*Exercise aim*:
Wherever a line holds the word "Rothschild", copy that line out.
══════
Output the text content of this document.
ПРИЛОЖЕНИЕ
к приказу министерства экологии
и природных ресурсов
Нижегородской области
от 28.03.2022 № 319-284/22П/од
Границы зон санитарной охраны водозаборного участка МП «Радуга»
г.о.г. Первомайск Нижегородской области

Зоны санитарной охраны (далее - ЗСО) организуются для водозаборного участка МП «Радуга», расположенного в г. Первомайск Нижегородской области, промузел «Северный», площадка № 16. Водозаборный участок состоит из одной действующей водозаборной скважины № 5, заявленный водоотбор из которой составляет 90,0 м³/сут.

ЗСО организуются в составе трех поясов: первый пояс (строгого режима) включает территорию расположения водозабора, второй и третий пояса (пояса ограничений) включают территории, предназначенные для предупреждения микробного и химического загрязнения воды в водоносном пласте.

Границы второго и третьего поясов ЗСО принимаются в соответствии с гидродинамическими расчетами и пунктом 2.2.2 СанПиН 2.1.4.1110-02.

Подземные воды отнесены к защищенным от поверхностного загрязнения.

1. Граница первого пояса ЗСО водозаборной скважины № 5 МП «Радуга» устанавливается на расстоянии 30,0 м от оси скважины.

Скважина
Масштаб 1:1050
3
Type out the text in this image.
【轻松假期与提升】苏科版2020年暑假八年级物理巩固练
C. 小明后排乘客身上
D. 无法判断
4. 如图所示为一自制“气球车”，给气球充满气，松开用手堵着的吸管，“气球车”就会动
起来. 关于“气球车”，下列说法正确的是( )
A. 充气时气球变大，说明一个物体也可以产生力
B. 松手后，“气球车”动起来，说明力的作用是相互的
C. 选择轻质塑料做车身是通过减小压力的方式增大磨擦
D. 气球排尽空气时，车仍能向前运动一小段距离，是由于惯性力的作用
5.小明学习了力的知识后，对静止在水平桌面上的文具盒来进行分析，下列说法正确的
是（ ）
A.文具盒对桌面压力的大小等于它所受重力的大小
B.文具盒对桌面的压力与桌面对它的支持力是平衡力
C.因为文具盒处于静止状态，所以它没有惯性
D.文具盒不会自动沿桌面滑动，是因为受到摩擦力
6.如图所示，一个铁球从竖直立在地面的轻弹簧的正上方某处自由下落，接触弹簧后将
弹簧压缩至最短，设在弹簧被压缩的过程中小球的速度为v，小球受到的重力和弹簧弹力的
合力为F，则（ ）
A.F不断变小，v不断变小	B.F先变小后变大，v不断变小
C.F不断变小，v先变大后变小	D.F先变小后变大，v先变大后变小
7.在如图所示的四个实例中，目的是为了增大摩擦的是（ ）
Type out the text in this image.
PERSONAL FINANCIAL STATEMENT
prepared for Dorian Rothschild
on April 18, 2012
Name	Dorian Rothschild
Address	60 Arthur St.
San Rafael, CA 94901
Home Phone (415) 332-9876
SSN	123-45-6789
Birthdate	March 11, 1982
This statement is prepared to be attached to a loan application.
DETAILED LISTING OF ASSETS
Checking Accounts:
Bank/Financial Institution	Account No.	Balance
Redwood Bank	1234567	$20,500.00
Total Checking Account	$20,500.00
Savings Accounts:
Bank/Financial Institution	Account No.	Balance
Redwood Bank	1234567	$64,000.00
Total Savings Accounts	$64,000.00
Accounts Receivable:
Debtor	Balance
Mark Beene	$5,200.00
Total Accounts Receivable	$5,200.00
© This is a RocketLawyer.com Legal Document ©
══════
*Answer to the problem*:
prepared for Dorian Rothschild
Name	Dorian Rothschild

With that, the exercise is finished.